» **STATED GOAL**: Each entry must appear again exactly as it does in the source.

--- Start DATA ROWS ---

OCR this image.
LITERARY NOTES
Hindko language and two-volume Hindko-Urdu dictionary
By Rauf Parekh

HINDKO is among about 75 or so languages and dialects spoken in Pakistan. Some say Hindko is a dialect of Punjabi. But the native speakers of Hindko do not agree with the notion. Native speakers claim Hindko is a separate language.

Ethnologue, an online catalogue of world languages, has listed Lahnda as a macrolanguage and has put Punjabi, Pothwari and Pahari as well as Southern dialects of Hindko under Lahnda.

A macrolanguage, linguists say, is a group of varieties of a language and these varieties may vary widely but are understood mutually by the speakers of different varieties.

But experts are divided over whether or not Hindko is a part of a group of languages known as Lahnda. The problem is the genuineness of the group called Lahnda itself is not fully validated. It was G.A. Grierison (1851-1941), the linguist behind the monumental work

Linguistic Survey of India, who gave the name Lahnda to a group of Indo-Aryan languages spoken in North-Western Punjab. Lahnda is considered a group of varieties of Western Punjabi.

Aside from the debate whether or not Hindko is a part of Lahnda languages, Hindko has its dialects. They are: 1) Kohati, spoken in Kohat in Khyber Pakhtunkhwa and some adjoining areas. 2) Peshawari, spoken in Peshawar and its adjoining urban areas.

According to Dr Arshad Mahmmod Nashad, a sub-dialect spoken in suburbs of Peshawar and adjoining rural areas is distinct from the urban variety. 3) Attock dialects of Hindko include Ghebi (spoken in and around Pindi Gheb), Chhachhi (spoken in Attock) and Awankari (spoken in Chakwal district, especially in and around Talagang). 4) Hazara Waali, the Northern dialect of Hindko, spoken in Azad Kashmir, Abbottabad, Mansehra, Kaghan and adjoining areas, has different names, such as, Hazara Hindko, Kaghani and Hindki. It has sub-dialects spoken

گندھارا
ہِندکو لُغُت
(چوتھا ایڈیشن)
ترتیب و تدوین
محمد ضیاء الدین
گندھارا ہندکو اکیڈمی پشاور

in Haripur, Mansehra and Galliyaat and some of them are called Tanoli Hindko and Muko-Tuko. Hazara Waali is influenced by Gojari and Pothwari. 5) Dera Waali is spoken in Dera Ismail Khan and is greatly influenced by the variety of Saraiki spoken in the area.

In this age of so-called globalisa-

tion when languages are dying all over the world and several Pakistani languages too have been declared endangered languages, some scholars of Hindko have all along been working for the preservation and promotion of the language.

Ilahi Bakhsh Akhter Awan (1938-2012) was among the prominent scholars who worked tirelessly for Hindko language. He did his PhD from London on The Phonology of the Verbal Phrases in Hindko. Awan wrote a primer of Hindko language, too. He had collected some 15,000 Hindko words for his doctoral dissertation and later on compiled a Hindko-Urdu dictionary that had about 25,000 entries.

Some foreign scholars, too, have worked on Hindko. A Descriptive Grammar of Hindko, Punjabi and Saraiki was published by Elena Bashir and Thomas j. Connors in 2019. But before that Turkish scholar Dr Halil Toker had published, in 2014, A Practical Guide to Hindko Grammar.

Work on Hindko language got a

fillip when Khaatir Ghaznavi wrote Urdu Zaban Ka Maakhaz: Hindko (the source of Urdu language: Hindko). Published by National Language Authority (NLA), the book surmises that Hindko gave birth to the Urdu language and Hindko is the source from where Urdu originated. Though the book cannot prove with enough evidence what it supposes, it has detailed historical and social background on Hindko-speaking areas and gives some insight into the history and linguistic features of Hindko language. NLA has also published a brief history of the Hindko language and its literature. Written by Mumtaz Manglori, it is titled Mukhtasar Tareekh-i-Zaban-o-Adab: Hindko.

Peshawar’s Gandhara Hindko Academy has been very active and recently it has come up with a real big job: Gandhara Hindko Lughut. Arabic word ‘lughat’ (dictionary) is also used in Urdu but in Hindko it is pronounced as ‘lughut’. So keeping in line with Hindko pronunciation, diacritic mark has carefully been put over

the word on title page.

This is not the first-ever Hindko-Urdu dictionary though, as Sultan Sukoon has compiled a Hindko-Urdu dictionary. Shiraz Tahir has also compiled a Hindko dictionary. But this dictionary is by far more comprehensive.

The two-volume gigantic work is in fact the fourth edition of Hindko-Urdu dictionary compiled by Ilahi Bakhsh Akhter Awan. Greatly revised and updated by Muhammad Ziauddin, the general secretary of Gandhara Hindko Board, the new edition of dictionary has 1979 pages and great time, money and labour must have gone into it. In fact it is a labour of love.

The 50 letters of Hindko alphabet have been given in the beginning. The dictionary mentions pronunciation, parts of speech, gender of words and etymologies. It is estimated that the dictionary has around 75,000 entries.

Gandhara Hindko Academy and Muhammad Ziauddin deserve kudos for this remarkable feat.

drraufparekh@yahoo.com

--- End DATA ROWS ---

» **RESULT OF THIS EXERCISE**:
OCR this image.
LITERARY NOTES
Hindko language and two-volume Hindko-Urdu dictionary
By Rauf Parekh

HINDKO is among about 75 or so languages and dialects spoken in Pakistan. Some say Hindko is a dialect of Punjabi. But the native speakers of Hindko do not agree with the notion. Native speakers claim Hindko is a separate language.

Ethnologue, an online catalogue of world languages, has listed Lahnda as a macrolanguage and has put Punjabi, Pothwari and Pahari as well as Southern dialects of Hindko under Lahnda.

A macrolanguage, linguists say, is a group of varieties of a language and these varieties may vary widely but are understood mutually by the speakers of different varieties.

But experts are divided over whether or not Hindko is a part of a group of languages known as Lahnda. The problem is the genuineness of the group called Lahnda itself is not fully validated. It was G.A. Grierison (1851-1941), the linguist behind the monumental work

Linguistic Survey of India, who gave the name Lahnda to a group of Indo-Aryan languages spoken in North-Western Punjab. Lahnda is considered a group of varieties of Western Punjabi.

Aside from the debate whether or not Hindko is a part of Lahnda languages, Hindko has its dialects. They are: 1) Kohati, spoken in Kohat in Khyber Pakhtunkhwa and some adjoining areas. 2) Peshawari, spoken in Peshawar and its adjoining urban areas.

According to Dr Arshad Mahmmod Nashad, a sub-dialect spoken in suburbs of Peshawar and adjoining rural areas is distinct from the urban variety. 3) Attock dialects of Hindko include Ghebi (spoken in and around Pindi Gheb), Chhachhi (spoken in Attock) and Awankari (spoken in Chakwal district, especially in and around Talagang). 4) Hazara Waali, the Northern dialect of Hindko, spoken in Azad Kashmir, Abbottabad, Mansehra, Kaghan and adjoining areas, has different names, such as, Hazara Hindko, Kaghani and Hindki. It has sub-dialects spoken

گندھارا
ہِندکو لُغُت
(چوتھا ایڈیشن)
ترتیب و تدوین
محمد ضیاء الدین
گندھارا ہندکو اکیڈمی پشاور

in Haripur, Mansehra and Galliyaat and some of them are called Tanoli Hindko and Muko-Tuko. Hazara Waali is influenced by Gojari and Pothwari. 5) Dera Waali is spoken in Dera Ismail Khan and is greatly influenced by the variety of Saraiki spoken in the area.

In this age of so-called globalisa-

tion when languages are dying all over the world and several Pakistani languages too have been declared endangered languages, some scholars of Hindko have all along been working for the preservation and promotion of the language.

Ilahi Bakhsh Akhter Awan (1938-2012) was among the prominent scholars who worked tirelessly for Hindko language. He did his PhD from London on The Phonology of the Verbal Phrases in Hindko. Awan wrote a primer of Hindko language, too. He had collected some 15,000 Hindko words for his doctoral dissertation and later on compiled a Hindko-Urdu dictionary that had about 25,000 entries.

Some foreign scholars, too, have worked on Hindko. A Descriptive Grammar of Hindko, Punjabi and Saraiki was published by Elena Bashir and Thomas j. Connors in 2019. But before that Turkish scholar Dr Halil Toker had published, in 2014, A Practical Guide to Hindko Grammar.

Work on Hindko language got a

fillip when Khaatir Ghaznavi wrote Urdu Zaban Ka Maakhaz: Hindko (the source of Urdu language: Hindko). Published by National Language Authority (NLA), the book surmises that Hindko gave birth to the Urdu language and Hindko is the source from where Urdu originated. Though the book cannot prove with enough evidence what it supposes, it has detailed historical and social background on Hindko-speaking areas and gives some insight into the history and linguistic features of Hindko language. NLA has also published a brief history of the Hindko language and its literature. Written by Mumtaz Manglori, it is titled Mukhtasar Tareekh-i-Zaban-o-Adab: Hindko.

Peshawar’s Gandhara Hindko Academy has been very active and recently it has come up with a real big job: Gandhara Hindko Lughut. Arabic word ‘lughat’ (dictionary) is also used in Urdu but in Hindko it is pronounced as ‘lughut’. So keeping in line with Hindko pronunciation, diacritic mark has carefully been put over

the word on title page.

This is not the first-ever Hindko-Urdu dictionary though, as Sultan Sukoon has compiled a Hindko-Urdu dictionary. Shiraz Tahir has also compiled a Hindko dictionary. But this dictionary is by far more comprehensive.

The two-volume gigantic work is in fact the fourth edition of Hindko-Urdu dictionary compiled by Ilahi Bakhsh Akhter Awan. Greatly revised and updated by Muhammad Ziauddin, the general secretary of Gandhara Hindko Board, the new edition of dictionary has 1979 pages and great time, money and labour must have gone into it. In fact it is a labour of love.

The 50 letters of Hindko alphabet have been given in the beginning. The dictionary mentions pronunciation, parts of speech, gender of words and etymologies. It is estimated that the dictionary has around 75,000 entries.

Gandhara Hindko Academy and Muhammad Ziauddin deserve kudos for this remarkable feat.

drraufparekh@yahoo.com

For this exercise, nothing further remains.